WHAT THE TASK ASKS: Copy each line that contains the string "comparison".

GIVEN DATA:
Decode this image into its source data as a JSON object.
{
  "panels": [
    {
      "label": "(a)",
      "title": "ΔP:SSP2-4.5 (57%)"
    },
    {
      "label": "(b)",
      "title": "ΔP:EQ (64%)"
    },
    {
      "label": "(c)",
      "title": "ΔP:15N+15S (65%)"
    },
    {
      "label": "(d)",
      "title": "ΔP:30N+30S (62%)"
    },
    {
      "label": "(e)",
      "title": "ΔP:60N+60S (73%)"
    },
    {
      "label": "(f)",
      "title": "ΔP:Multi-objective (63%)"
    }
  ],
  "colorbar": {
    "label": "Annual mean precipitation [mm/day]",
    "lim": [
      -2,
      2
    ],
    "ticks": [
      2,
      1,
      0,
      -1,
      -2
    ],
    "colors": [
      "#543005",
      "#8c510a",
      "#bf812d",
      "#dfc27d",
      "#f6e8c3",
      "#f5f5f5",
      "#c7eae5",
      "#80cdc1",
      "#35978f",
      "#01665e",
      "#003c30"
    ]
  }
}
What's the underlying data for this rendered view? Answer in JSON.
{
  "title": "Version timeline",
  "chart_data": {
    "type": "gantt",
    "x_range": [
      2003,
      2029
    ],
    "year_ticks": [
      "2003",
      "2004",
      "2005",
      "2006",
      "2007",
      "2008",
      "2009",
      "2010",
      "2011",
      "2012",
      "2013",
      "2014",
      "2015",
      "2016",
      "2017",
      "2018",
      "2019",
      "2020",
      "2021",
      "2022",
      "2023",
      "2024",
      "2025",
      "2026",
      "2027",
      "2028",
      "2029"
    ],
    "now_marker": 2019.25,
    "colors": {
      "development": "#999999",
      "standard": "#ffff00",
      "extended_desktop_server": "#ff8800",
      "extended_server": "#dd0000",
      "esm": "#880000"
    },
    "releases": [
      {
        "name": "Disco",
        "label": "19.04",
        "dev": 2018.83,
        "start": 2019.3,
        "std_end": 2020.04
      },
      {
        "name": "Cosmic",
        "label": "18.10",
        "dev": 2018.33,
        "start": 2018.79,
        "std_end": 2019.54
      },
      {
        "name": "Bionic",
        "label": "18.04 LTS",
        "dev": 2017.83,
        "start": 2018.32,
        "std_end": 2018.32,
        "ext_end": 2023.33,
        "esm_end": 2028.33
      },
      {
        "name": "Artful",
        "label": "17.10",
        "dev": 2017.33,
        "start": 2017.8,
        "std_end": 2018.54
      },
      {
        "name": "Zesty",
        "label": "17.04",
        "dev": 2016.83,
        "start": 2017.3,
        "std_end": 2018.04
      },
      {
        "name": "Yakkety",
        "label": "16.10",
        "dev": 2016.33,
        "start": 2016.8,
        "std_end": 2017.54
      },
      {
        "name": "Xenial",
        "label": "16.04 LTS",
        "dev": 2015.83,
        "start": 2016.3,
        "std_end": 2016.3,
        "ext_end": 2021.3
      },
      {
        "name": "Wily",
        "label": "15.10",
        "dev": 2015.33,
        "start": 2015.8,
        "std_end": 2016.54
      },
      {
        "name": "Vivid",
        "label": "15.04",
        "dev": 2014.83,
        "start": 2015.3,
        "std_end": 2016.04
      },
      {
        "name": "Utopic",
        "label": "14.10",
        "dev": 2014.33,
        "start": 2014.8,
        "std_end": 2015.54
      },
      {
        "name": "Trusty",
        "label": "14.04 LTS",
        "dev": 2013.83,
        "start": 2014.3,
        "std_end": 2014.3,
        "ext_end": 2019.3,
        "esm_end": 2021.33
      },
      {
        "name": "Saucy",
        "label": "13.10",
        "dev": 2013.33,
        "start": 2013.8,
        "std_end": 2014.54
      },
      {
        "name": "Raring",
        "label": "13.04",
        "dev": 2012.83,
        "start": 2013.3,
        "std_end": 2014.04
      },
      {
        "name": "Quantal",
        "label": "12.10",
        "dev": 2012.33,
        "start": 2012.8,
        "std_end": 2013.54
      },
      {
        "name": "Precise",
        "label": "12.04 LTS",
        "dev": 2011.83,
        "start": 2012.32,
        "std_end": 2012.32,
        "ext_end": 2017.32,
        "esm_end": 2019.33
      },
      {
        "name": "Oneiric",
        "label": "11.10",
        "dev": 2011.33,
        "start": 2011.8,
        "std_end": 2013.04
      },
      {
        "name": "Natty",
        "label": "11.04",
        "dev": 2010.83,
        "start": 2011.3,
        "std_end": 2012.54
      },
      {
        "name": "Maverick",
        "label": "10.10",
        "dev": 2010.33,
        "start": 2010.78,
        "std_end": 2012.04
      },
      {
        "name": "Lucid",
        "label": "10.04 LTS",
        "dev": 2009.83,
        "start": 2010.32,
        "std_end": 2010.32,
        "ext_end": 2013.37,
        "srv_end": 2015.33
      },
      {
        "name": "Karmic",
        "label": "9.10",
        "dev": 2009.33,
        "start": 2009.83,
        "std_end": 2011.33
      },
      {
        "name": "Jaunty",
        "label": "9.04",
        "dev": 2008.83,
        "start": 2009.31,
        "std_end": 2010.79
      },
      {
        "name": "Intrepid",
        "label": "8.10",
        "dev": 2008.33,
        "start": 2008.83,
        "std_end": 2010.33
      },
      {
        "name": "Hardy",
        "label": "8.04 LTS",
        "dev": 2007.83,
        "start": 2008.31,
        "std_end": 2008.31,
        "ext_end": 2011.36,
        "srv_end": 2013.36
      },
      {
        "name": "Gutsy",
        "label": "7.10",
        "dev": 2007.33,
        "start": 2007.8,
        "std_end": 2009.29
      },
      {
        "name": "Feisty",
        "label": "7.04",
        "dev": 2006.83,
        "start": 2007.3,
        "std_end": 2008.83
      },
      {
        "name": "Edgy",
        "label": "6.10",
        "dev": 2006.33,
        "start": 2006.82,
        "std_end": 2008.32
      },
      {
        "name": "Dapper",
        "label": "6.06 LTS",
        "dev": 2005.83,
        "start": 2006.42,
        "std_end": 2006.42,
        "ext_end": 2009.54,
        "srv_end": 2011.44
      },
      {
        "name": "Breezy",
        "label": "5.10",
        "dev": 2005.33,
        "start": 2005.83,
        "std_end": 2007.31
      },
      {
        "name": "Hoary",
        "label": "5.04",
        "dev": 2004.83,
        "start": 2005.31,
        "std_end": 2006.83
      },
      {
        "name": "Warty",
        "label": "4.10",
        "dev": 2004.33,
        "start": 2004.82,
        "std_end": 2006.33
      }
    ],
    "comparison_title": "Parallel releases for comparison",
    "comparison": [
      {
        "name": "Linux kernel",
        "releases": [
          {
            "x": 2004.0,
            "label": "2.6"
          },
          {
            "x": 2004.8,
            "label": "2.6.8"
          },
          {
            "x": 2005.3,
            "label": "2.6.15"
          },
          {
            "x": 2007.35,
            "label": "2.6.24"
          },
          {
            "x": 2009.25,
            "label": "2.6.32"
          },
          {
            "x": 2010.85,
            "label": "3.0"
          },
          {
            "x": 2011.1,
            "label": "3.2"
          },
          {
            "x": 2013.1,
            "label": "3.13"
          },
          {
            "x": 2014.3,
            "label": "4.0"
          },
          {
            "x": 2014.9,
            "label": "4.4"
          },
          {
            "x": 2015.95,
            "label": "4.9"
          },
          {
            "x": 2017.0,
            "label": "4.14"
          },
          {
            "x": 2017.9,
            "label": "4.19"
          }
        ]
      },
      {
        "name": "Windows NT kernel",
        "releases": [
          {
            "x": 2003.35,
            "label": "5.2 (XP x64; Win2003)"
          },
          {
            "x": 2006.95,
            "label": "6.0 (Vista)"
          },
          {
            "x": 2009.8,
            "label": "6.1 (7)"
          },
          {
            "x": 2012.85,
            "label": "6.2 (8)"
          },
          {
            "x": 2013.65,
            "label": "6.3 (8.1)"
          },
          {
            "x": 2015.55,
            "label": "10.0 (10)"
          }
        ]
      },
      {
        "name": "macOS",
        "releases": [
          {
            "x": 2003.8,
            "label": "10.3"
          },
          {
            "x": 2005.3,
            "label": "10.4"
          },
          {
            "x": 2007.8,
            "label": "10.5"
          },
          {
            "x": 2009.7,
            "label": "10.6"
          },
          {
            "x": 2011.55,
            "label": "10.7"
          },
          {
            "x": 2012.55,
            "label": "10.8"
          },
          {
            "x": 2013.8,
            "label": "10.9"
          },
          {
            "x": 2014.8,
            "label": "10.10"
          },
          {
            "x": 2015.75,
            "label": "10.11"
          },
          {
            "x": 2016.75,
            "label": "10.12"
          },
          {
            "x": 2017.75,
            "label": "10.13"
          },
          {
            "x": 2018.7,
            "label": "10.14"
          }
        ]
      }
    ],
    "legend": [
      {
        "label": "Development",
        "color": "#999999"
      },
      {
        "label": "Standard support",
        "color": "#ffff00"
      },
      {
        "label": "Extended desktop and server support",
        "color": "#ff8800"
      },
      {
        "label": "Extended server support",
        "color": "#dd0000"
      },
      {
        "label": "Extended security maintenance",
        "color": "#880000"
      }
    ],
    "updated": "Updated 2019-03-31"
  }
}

SOLUTION TO THE PROBLEM:
    "comparison_title": "Parallel releases for comparison",
    "comparison": [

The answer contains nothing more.